--- begin Data section ---
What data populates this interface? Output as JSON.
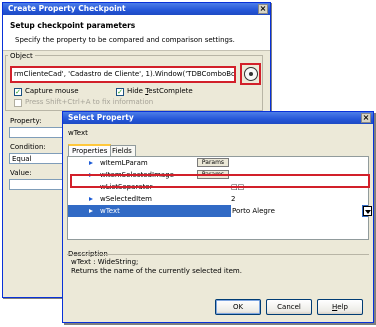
{
  "checkpoint_dialog": {
    "title": "Create Property Checkpoint",
    "close_glyph": "×",
    "header_title": "Setup checkpoint parameters",
    "header_subtitle": "Specify the property to be compared and comparison settings.",
    "object_group_label": "Object",
    "object_value": "rmClienteCad', 'Cadastro de Cliente', 1).Window('TDBComboBox', '', 1)",
    "capture_mouse": {
      "label": "Capture mouse",
      "checked": true
    },
    "hide_testcomplete": {
      "prefix": "Hide ",
      "underlined": "T",
      "suffix": "estComplete",
      "checked": true
    },
    "press_hint": "Press Shift+Ctrl+A to fix information",
    "property_label": "Property:",
    "property_value": "",
    "condition_label": "Condition:",
    "condition_value": "Equal",
    "value_label": "Value:",
    "value_value": ""
  },
  "select_property_dialog": {
    "title": "Select Property",
    "close_glyph": "×",
    "selected_property": "wText",
    "tabs": [
      "Properties",
      "Fields"
    ],
    "rows": [
      {
        "name": "wItemLParam",
        "button": "Params"
      },
      {
        "name": "wItemSelectedImage",
        "button": "Params"
      },
      {
        "name": "wListSeparator",
        "value": "□□"
      },
      {
        "name": "wSelectedItem",
        "value": "2"
      },
      {
        "name": "wText",
        "value": "Porto Alegre"
      }
    ],
    "description_title": "Description",
    "description_signature": "wText : WideString;",
    "description_text": "Returns the name of the currently selected item.",
    "buttons": {
      "ok": "OK",
      "cancel": "Cancel",
      "help_underlined": "H",
      "help_rest": "elp"
    }
  },
  "icons": {
    "finder": "crosshair-target-icon",
    "row_arrow": "triangle-right-icon",
    "dropdown": "chevron-down-icon"
  },
  "colors": {
    "title_bar": "#2556d8",
    "highlight": "#d2202a",
    "selection": "#316ac5",
    "face": "#ece9d8"
  }
}
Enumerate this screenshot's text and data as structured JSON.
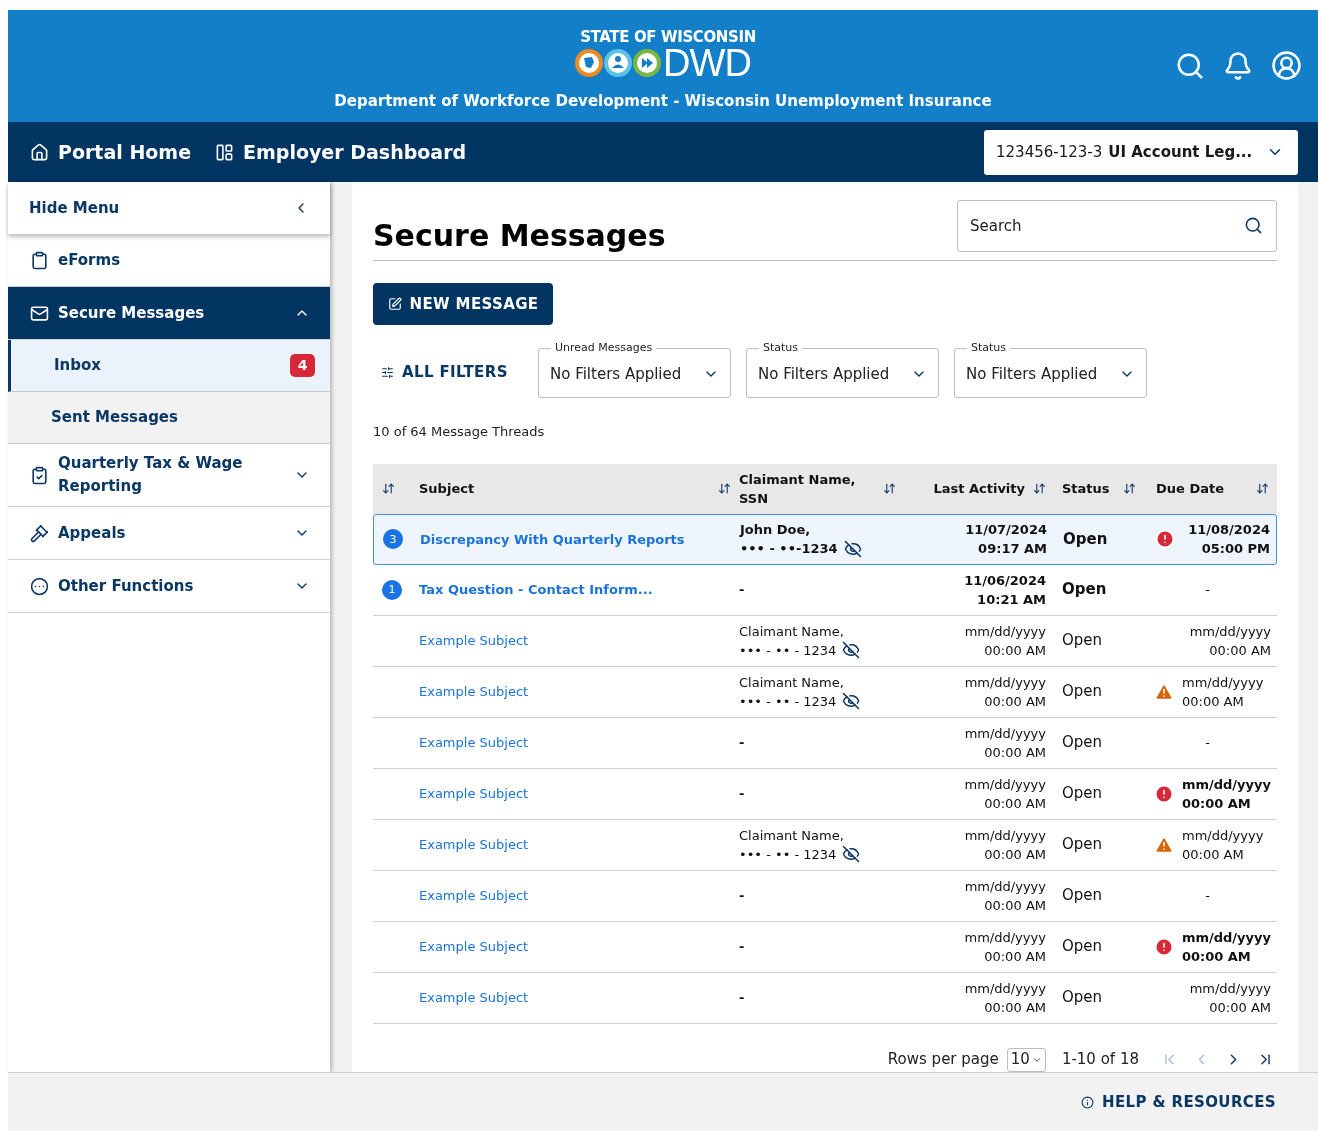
{
  "header": {
    "state": "STATE OF WISCONSIN",
    "logo": "DWD",
    "subtitle": "Department of Workforce Development - Wisconsin Unemployment Insurance"
  },
  "nav": {
    "links": [
      {
        "label": "Portal Home"
      },
      {
        "label": "Employer Dashboard"
      }
    ],
    "account": {
      "number": "123456-123-3",
      "name": "UI Account Leg..."
    }
  },
  "sidebar": {
    "hide_label": "Hide Menu",
    "items": [
      {
        "label": "eForms",
        "expandable": false,
        "selected": false
      },
      {
        "label": "Secure Messages",
        "expandable": true,
        "expanded": true,
        "selected": true,
        "children": [
          {
            "label": "Inbox",
            "badge": "4",
            "selected": true
          },
          {
            "label": "Sent Messages",
            "selected": false
          }
        ]
      },
      {
        "label": "Quarterly Tax & Wage Reporting",
        "expandable": true,
        "expanded": false,
        "selected": false
      },
      {
        "label": "Appeals",
        "expandable": true,
        "expanded": false,
        "selected": false
      },
      {
        "label": "Other Functions",
        "expandable": true,
        "expanded": false,
        "selected": false
      }
    ]
  },
  "main": {
    "title": "Secure Messages",
    "search": {
      "placeholder": "Search"
    },
    "new_message": "NEW MESSAGE",
    "all_filters": "ALL FILTERS",
    "filters": [
      {
        "label": "Unread Messages",
        "value": "No Filters Applied"
      },
      {
        "label": "Status",
        "value": "No Filters Applied"
      },
      {
        "label": "Status",
        "value": "No Filters Applied"
      }
    ],
    "count": "10 of 64 Message Threads",
    "table": {
      "columns": [
        "Subject",
        "Claimant Name, SSN",
        "Last Activity",
        "Status",
        "Due Date"
      ],
      "rows": [
        {
          "unread": "3",
          "selected": true,
          "subject": "Discrepancy With Quarterly Reports",
          "claimant": {
            "name": "John Doe,",
            "ssn": "••• - ••-1234"
          },
          "activity": [
            "11/07/2024",
            "09:17 AM"
          ],
          "status": "Open",
          "due": {
            "kind": "error",
            "lines": [
              "11/08/2024",
              "05:00 PM"
            ]
          }
        },
        {
          "unread": "1",
          "selected": false,
          "subject": "Tax Question - Contact Inform...",
          "claimant": {
            "text": "-"
          },
          "activity": [
            "11/06/2024",
            "10:21 AM"
          ],
          "status": "Open",
          "due": {
            "kind": "empty",
            "text": "-"
          }
        },
        {
          "selected": false,
          "subject": "Example Subject",
          "claimant": {
            "name": "Claimant Name,",
            "ssn": "••• - •• - 1234"
          },
          "activity": [
            "mm/dd/yyyy",
            "00:00 AM"
          ],
          "status": "Open",
          "due": {
            "kind": "plain",
            "lines": [
              "mm/dd/yyyy",
              "00:00 AM"
            ]
          }
        },
        {
          "selected": false,
          "subject": "Example Subject",
          "claimant": {
            "name": "Claimant Name,",
            "ssn": "••• - •• - 1234"
          },
          "activity": [
            "mm/dd/yyyy",
            "00:00 AM"
          ],
          "status": "Open",
          "due": {
            "kind": "warning",
            "lines": [
              "mm/dd/yyyy",
              "00:00 AM"
            ]
          }
        },
        {
          "selected": false,
          "subject": "Example Subject",
          "claimant": {
            "text": "-"
          },
          "activity": [
            "mm/dd/yyyy",
            "00:00 AM"
          ],
          "status": "Open",
          "due": {
            "kind": "empty",
            "text": "-"
          }
        },
        {
          "selected": false,
          "subject": "Example Subject",
          "claimant": {
            "text": "-"
          },
          "activity": [
            "mm/dd/yyyy",
            "00:00 AM"
          ],
          "status": "Open",
          "due": {
            "kind": "error",
            "lines": [
              "mm/dd/yyyy",
              "00:00 AM"
            ]
          }
        },
        {
          "selected": false,
          "subject": "Example Subject",
          "claimant": {
            "name": "Claimant Name,",
            "ssn": "••• - •• - 1234"
          },
          "activity": [
            "mm/dd/yyyy",
            "00:00 AM"
          ],
          "status": "Open",
          "due": {
            "kind": "warning",
            "lines": [
              "mm/dd/yyyy",
              "00:00 AM"
            ]
          }
        },
        {
          "selected": false,
          "subject": "Example Subject",
          "claimant": {
            "text": "-"
          },
          "activity": [
            "mm/dd/yyyy",
            "00:00 AM"
          ],
          "status": "Open",
          "due": {
            "kind": "empty",
            "text": "-"
          }
        },
        {
          "selected": false,
          "subject": "Example Subject",
          "claimant": {
            "text": "-"
          },
          "activity": [
            "mm/dd/yyyy",
            "00:00 AM"
          ],
          "status": "Open",
          "due": {
            "kind": "error",
            "lines": [
              "mm/dd/yyyy",
              "00:00 AM"
            ]
          }
        },
        {
          "selected": false,
          "subject": "Example Subject",
          "claimant": {
            "text": "-"
          },
          "activity": [
            "mm/dd/yyyy",
            "00:00 AM"
          ],
          "status": "Open",
          "due": {
            "kind": "plain",
            "lines": [
              "mm/dd/yyyy",
              "00:00 AM"
            ]
          }
        }
      ]
    },
    "pagination": {
      "rows_label": "Rows per page",
      "rows_value": "10",
      "range": "1-10 of 18",
      "buttons": [
        {
          "disabled": true
        },
        {
          "disabled": true
        },
        {
          "disabled": false
        },
        {
          "disabled": false
        }
      ]
    }
  },
  "footer": {
    "help": "HELP & RESOURCES"
  }
}
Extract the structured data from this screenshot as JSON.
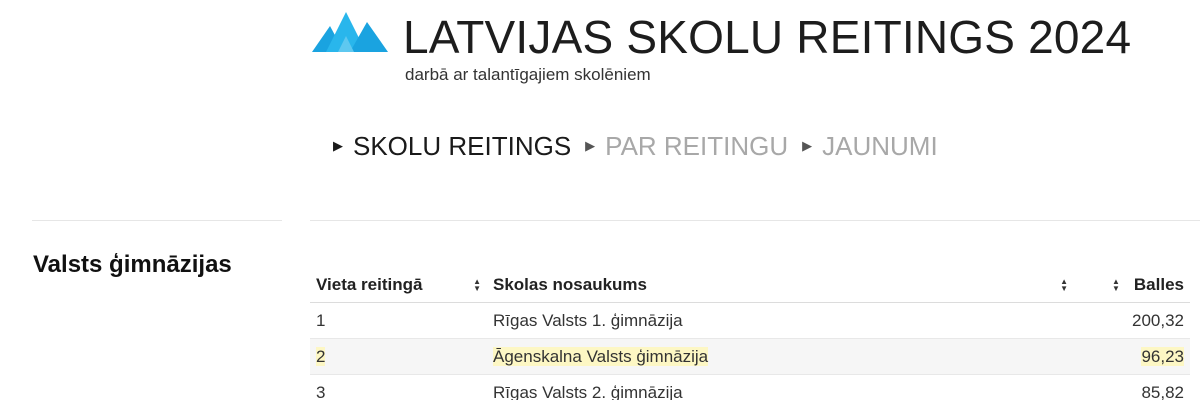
{
  "header": {
    "title": "LATVIJAS SKOLU REITINGS 2024",
    "subtitle": "darbā ar talantīgajiem skolēniem",
    "logo_icon": "mountains-logo-icon",
    "colors": {
      "logo_primary": "#1aa3e0",
      "logo_secondary": "#5ec8f0"
    }
  },
  "nav": {
    "items": [
      {
        "label": "SKOLU REITINGS",
        "active": true
      },
      {
        "label": "PAR REITINGU",
        "active": false
      },
      {
        "label": "JAUNUMI",
        "active": false
      }
    ]
  },
  "section": {
    "heading": "Valsts ģimnāzijas"
  },
  "table": {
    "columns": [
      "Vieta reitingā",
      "Skolas nosaukums",
      "Balles"
    ],
    "rows": [
      {
        "rank": "1",
        "name": "Rīgas Valsts 1. ģimnāzija",
        "score": "200,32",
        "highlighted": false
      },
      {
        "rank": "2",
        "name": "Āgenskalna Valsts ģimnāzija",
        "score": "96,23",
        "highlighted": true
      },
      {
        "rank": "3",
        "name": "Rīgas Valsts 2. ģimnāzija",
        "score": "85,82",
        "highlighted": false
      }
    ],
    "colors": {
      "highlight": "#fdf7c4",
      "row_alt": "#f6f6f6"
    }
  }
}
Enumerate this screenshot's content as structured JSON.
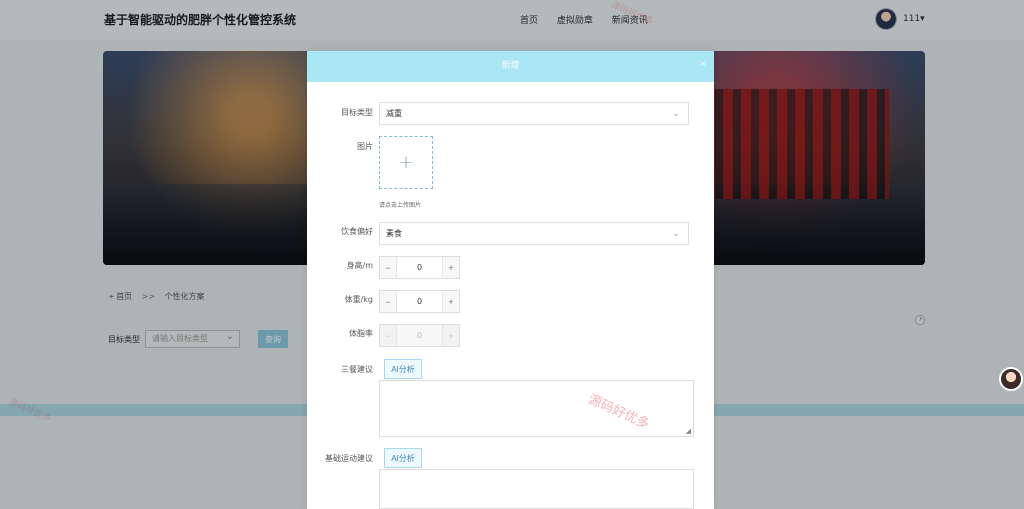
{
  "header": {
    "title": "基于智能驱动的肥胖个性化管控系统",
    "nav": [
      "首页",
      "虚拟勋章",
      "新闻资讯"
    ],
    "user": "111▾",
    "avatar_icon": "user-avatar"
  },
  "background": {
    "breadcrumb": {
      "home": "首页",
      "separator": ">>",
      "current": "个性化方案"
    },
    "filter": {
      "label": "目标类型",
      "placeholder": "请输入目标类型",
      "query_label": "查询"
    },
    "helper_icon": "floating-avatar-icon"
  },
  "modal": {
    "title": "新增",
    "close": "×",
    "fields": {
      "goal_type": {
        "label": "目标类型",
        "value": "减重"
      },
      "image": {
        "label": "图片",
        "hint": "请点击上传图片"
      },
      "diet": {
        "label": "饮食偏好",
        "value": "素食"
      },
      "height": {
        "label": "身高/m",
        "value": "0"
      },
      "weight": {
        "label": "体重/kg",
        "value": "0"
      },
      "body_fat": {
        "label": "体脂率",
        "value": "0"
      },
      "meal_advice": {
        "label": "三餐建议",
        "ai_label": "AI分析"
      },
      "exercise_advice": {
        "label": "基础运动建议",
        "ai_label": "AI分析"
      }
    }
  },
  "watermark": "源码好优多",
  "colors": {
    "modal_header": "#a9e7f5",
    "accent": "#8bc6dd",
    "background": "#dfe7ea"
  }
}
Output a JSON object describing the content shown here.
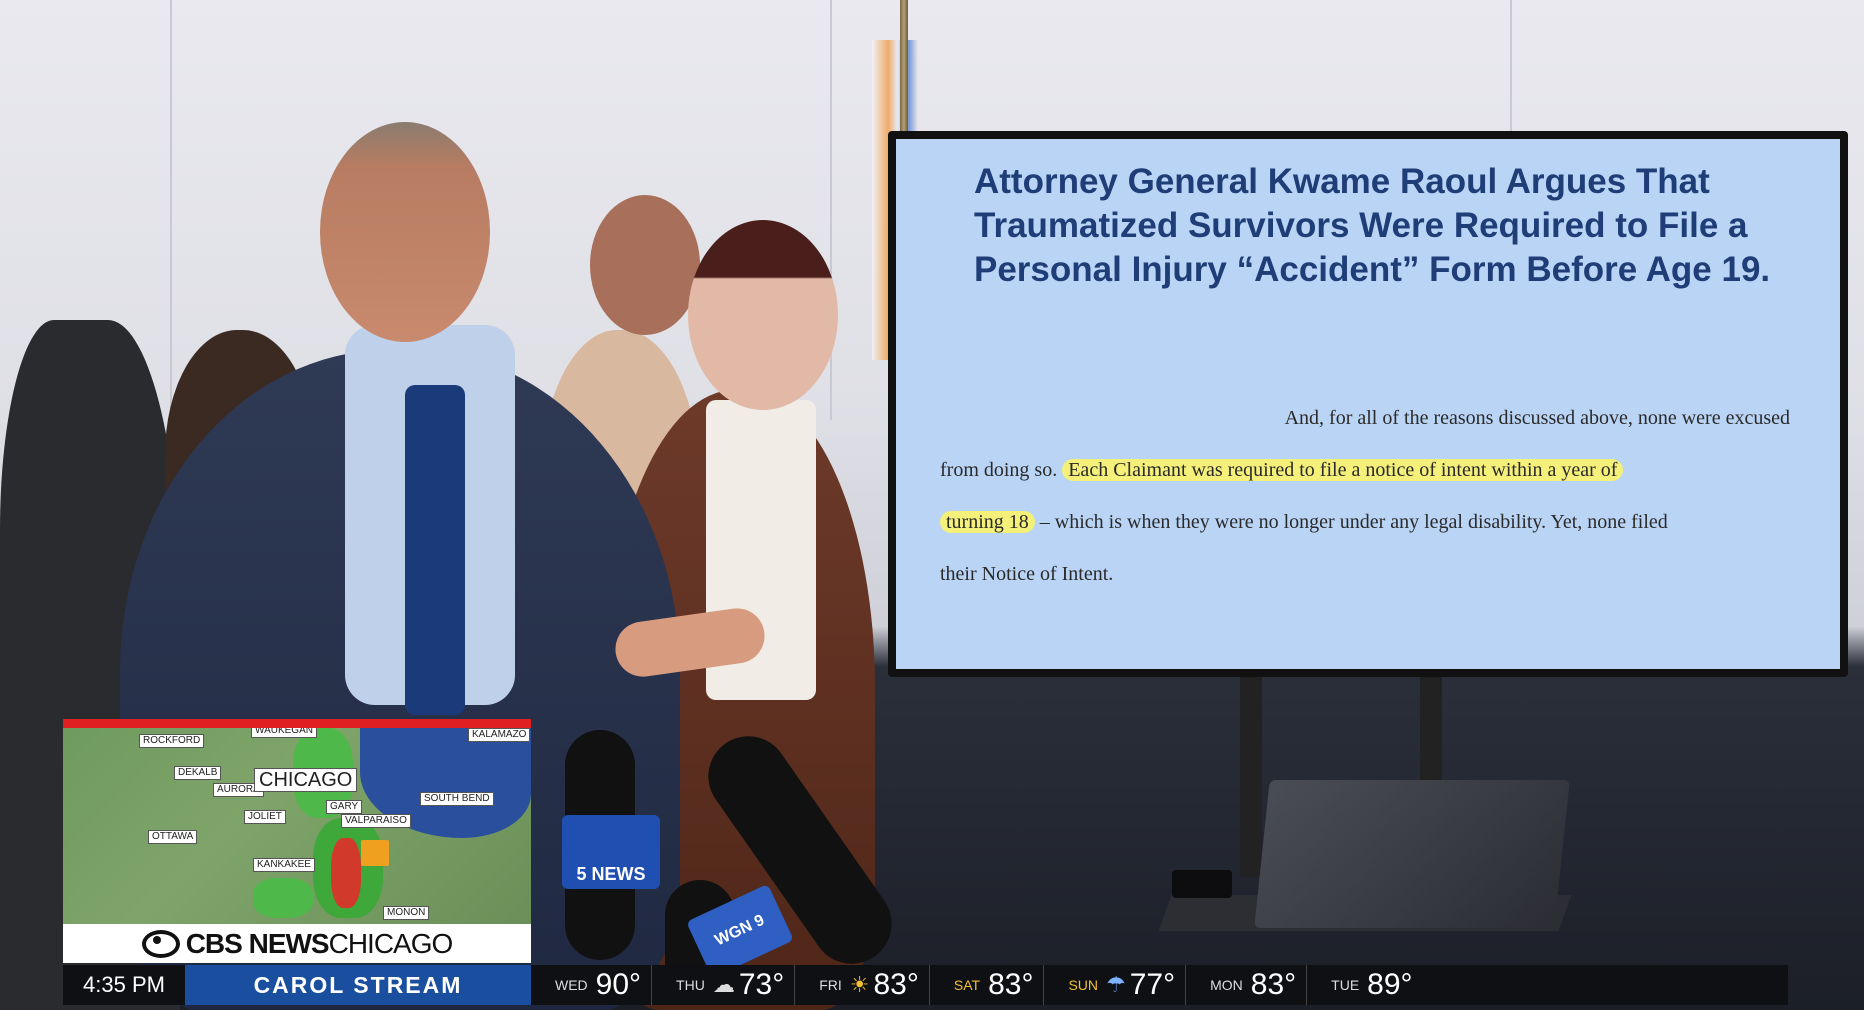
--- end Data section ---
## Short problem
Among the lines above, count those containing the word "JSON" and give nothing but the result.

## Result of the task
5